- WHAT TO PRODUCE: The data must be returned in full and exactly as given.

# # # # # # #

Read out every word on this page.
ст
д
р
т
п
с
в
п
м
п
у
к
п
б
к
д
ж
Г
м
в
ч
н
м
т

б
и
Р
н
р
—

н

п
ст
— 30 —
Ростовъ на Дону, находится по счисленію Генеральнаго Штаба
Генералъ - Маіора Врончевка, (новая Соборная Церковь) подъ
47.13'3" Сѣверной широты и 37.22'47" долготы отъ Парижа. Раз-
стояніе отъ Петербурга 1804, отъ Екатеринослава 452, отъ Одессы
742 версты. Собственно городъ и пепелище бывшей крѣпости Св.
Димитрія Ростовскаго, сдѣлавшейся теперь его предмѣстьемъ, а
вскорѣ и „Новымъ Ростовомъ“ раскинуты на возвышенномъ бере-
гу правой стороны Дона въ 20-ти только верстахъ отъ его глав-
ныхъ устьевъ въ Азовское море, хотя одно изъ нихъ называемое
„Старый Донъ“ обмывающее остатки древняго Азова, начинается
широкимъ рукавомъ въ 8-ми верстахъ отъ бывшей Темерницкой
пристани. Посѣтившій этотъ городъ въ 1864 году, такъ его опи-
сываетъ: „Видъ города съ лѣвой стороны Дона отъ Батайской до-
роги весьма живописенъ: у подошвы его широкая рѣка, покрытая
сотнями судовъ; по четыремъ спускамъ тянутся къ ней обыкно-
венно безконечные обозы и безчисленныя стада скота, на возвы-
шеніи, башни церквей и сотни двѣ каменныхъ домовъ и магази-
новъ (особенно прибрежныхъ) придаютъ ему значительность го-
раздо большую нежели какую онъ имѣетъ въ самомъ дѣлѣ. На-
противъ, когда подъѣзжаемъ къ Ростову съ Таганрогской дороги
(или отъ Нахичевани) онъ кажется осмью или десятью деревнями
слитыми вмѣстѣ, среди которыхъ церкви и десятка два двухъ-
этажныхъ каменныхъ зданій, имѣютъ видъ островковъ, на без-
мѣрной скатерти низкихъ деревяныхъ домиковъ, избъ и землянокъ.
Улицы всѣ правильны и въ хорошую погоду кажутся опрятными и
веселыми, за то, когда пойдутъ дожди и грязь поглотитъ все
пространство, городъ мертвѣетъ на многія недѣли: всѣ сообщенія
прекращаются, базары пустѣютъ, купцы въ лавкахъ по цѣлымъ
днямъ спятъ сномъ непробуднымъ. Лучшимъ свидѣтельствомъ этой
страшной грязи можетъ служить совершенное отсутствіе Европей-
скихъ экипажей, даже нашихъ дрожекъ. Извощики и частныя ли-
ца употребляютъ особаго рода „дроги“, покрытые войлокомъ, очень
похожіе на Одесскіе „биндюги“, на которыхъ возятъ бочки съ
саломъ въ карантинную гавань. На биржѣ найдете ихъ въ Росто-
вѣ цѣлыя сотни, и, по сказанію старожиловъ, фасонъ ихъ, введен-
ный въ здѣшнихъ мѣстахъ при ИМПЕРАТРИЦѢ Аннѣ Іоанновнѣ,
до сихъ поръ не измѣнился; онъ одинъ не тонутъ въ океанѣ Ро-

# # # # # # #

- REPLY TO THE EXERCISE:
Read out every word on this page.
ст
д
р
т
п
с
в
п
м
п
у
к
п
б
к
д
ж
Г
м
в
ч
н
м
т

б
и
Р
н
р
—

н

п
ст
— 30 —
Ростовъ на Дону, находится по счисленію Генеральнаго Штаба
Генералъ - Маіора Врончевка, (новая Соборная Церковь) подъ
47.13'3" Сѣверной широты и 37.22'47" долготы отъ Парижа. Раз-
стояніе отъ Петербурга 1804, отъ Екатеринослава 452, отъ Одессы
742 версты. Собственно городъ и пепелище бывшей крѣпости Св.
Димитрія Ростовскаго, сдѣлавшейся теперь его предмѣстьемъ, а
вскорѣ и „Новымъ Ростовомъ“ раскинуты на возвышенномъ бере-
гу правой стороны Дона въ 20-ти только верстахъ отъ его глав-
ныхъ устьевъ въ Азовское море, хотя одно изъ нихъ называемое
„Старый Донъ“ обмывающее остатки древняго Азова, начинается
широкимъ рукавомъ въ 8-ми верстахъ отъ бывшей Темерницкой
пристани. Посѣтившій этотъ городъ въ 1864 году, такъ его опи-
сываетъ: „Видъ города съ лѣвой стороны Дона отъ Батайской до-
роги весьма живописенъ: у подошвы его широкая рѣка, покрытая
сотнями судовъ; по четыремъ спускамъ тянутся къ ней обыкно-
венно безконечные обозы и безчисленныя стада скота, на возвы-
шеніи, башни церквей и сотни двѣ каменныхъ домовъ и магази-
новъ (особенно прибрежныхъ) придаютъ ему значительность го-
раздо большую нежели какую онъ имѣетъ въ самомъ дѣлѣ. На-
противъ, когда подъѣзжаемъ къ Ростову съ Таганрогской дороги
(или отъ Нахичевани) онъ кажется осмью или десятью деревнями
слитыми вмѣстѣ, среди которыхъ церкви и десятка два двухъ-
этажныхъ каменныхъ зданій, имѣютъ видъ островковъ, на без-
мѣрной скатерти низкихъ деревяныхъ домиковъ, избъ и землянокъ.
Улицы всѣ правильны и въ хорошую погоду кажутся опрятными и
веселыми, за то, когда пойдутъ дожди и грязь поглотитъ все
пространство, городъ мертвѣетъ на многія недѣли: всѣ сообщенія
прекращаются, базары пустѣютъ, купцы въ лавкахъ по цѣлымъ
днямъ спятъ сномъ непробуднымъ. Лучшимъ свидѣтельствомъ этой
страшной грязи можетъ служить совершенное отсутствіе Европей-
скихъ экипажей, даже нашихъ дрожекъ. Извощики и частныя ли-
ца употребляютъ особаго рода „дроги“, покрытые войлокомъ, очень
похожіе на Одесскіе „биндюги“, на которыхъ возятъ бочки съ
саломъ въ карантинную гавань. На биржѣ найдете ихъ въ Росто-
вѣ цѣлыя сотни, и, по сказанію старожиловъ, фасонъ ихъ, введен-
ный въ здѣшнихъ мѣстахъ при ИМПЕРАТРИЦѢ Аннѣ Іоанновнѣ,
до сихъ поръ не измѣнился; онъ одинъ не тонутъ въ океанѣ Ро-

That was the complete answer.